_EXTRACT PROVIDED_:

***

The city has been undergoing a murder every night for the last few days; but all of them pass as they happen. Despite some attempts (if any), the mysteries behind the murders in series go unsolved. But, for investigation of this “murder” of Daniel Dupont, the government has sent a special detective perhaps because the victim is of some social repute. But, the special detective Wallas too fails to resolve the mystery. Instead, he unknowingly happens to commit the murder that he was supposed to investigate. This storyline is exactly similar to Oedipus Rex, in which the King Oedipus commits to punish the murderer of King Laios, but by the end of the play, he recognises the fact that he killed the King without knowing him to be the King (and his father as well).
Both Oedipus and Wallas are tragic heroes who are destined to fall despite their intense efforts to avoid any problematic situation. Their efforts become futile in life throughout the works; because they are destined to commit some unavoidable hubris. Both of them commit those mistakes without knowing that they are becoming the persons they are seeking for. Much like the similar way of Oedipus, Wallas too doesn't kill the professor intentionally, but accidentally – in order to save himself from possible danger. He just happens to pull the trigger of the gun he has in his pocket: “Wallas, dazzled by the light, only distinguishes the quick movement of an arm lowering toward him the muzzle of a heavy revolver, the movement of a man firing As he throws himself to the floor, Wallas pulls the trigger” (Robbe-Grillet 108).

***

_DIRECTION A_: Rewrite the entries from their start through the line containing "Text: 03-MAR-2021: 03-MAR-2021", changing "South Gloucestershire" to "North Somerset" and keeping everything else the same.
The text and the entries have nothing to do with each other.

_STORED DATA_:

***

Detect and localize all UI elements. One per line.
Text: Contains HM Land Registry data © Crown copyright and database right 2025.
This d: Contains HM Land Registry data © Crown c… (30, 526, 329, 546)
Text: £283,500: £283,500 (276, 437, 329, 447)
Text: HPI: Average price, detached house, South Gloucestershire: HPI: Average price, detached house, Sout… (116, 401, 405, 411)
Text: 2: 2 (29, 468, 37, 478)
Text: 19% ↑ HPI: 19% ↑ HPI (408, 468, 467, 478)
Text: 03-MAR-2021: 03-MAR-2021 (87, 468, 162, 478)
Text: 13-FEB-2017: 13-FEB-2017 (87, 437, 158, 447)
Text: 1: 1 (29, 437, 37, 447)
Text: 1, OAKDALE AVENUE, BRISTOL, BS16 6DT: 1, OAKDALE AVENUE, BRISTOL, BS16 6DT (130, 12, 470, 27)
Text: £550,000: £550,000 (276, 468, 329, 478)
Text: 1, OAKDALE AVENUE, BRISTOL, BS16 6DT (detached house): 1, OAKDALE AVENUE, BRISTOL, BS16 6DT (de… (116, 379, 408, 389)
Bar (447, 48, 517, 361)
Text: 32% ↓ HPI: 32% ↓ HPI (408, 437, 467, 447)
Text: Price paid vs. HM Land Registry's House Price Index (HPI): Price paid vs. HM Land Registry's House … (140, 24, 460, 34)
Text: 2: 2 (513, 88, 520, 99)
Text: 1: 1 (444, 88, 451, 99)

***

_DIRECTION B_:
Answer these questions from the passage about Wallas and Oedipus:
(i) Whose murder is the special detective sent to investigate?
(ii) Which king's murderer does Oedipus commit to punish?
(iii) What does Wallas pull as he throws himself to the floor?

_RESPONSE A_:
Detect and localize all UI elements. One per line.
Text: Contains HM Land Registry data © Crown copyright and database right 2025.
This d: Contains HM Land Registry data © Crown c… (30, 526, 329, 546)
Text: £283,500: £283,500 (276, 437, 329, 447)
Text: HPI: Average price, detached house, North Somerset: HPI: Average price, detached house, Sout… (116, 401, 405, 411)
Text: 2: 2 (29, 468, 37, 478)
Text: 19% ↑ HPI: 19% ↑ HPI (408, 468, 467, 478)
Text: 03-MAR-2021: 03-MAR-2021 (87, 468, 162, 478)

_RESPONSE B_:
(i) Daniel Dupont
(ii) King Laios
(iii) The trigger